■ GIVEN TASK
Determine the count of lines holding the string "professional". Return only the number.

■ MATERIAL SUPPLIED
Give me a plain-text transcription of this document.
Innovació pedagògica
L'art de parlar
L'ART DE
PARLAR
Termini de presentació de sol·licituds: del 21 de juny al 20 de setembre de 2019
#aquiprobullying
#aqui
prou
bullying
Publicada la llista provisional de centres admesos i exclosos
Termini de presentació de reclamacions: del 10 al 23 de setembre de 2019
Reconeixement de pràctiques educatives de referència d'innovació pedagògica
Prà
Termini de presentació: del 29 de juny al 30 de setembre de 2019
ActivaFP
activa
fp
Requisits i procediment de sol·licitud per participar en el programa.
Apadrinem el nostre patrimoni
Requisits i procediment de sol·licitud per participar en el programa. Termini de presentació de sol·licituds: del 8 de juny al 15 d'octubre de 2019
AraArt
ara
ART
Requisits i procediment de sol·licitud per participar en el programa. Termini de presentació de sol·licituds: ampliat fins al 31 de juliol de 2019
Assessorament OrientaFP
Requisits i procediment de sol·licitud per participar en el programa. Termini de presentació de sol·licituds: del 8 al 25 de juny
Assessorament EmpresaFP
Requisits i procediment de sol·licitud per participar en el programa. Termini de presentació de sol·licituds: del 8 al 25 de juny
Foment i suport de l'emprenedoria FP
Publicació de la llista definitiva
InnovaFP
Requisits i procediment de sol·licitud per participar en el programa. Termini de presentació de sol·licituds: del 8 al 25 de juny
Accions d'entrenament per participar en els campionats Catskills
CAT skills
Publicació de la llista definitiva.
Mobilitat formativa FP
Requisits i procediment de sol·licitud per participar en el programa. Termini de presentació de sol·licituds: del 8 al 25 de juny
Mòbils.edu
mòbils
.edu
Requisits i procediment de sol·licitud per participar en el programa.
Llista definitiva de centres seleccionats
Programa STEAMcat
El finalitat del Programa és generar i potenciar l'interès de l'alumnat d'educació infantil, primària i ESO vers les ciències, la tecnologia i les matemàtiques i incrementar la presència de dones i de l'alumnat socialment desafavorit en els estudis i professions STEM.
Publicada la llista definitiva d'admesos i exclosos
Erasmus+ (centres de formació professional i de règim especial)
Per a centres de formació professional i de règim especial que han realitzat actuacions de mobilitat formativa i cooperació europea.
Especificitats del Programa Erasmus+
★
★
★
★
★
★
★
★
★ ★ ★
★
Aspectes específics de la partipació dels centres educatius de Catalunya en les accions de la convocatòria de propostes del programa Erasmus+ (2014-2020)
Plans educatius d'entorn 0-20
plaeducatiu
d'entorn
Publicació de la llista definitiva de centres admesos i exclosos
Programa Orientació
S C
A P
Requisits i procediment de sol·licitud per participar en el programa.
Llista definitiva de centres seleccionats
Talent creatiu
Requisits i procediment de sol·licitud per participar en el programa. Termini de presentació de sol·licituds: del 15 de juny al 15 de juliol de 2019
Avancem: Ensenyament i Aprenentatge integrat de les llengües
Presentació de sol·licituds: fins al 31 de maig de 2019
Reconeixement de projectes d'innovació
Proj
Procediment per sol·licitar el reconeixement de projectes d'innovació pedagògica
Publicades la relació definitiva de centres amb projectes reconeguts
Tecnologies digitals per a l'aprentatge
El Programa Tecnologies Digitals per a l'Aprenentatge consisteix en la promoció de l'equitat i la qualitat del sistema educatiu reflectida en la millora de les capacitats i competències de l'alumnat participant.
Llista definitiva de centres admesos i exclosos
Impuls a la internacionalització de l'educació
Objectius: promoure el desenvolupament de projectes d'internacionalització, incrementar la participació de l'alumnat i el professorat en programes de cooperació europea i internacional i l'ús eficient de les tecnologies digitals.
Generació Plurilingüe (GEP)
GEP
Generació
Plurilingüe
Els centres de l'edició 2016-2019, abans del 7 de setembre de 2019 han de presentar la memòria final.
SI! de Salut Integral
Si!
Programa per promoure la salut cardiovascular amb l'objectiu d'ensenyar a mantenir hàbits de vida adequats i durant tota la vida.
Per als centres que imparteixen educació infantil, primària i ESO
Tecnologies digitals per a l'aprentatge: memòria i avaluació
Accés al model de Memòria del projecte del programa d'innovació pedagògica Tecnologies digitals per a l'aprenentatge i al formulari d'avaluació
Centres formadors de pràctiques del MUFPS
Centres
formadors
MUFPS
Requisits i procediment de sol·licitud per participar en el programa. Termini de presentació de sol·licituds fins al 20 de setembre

■ RESPONSE
2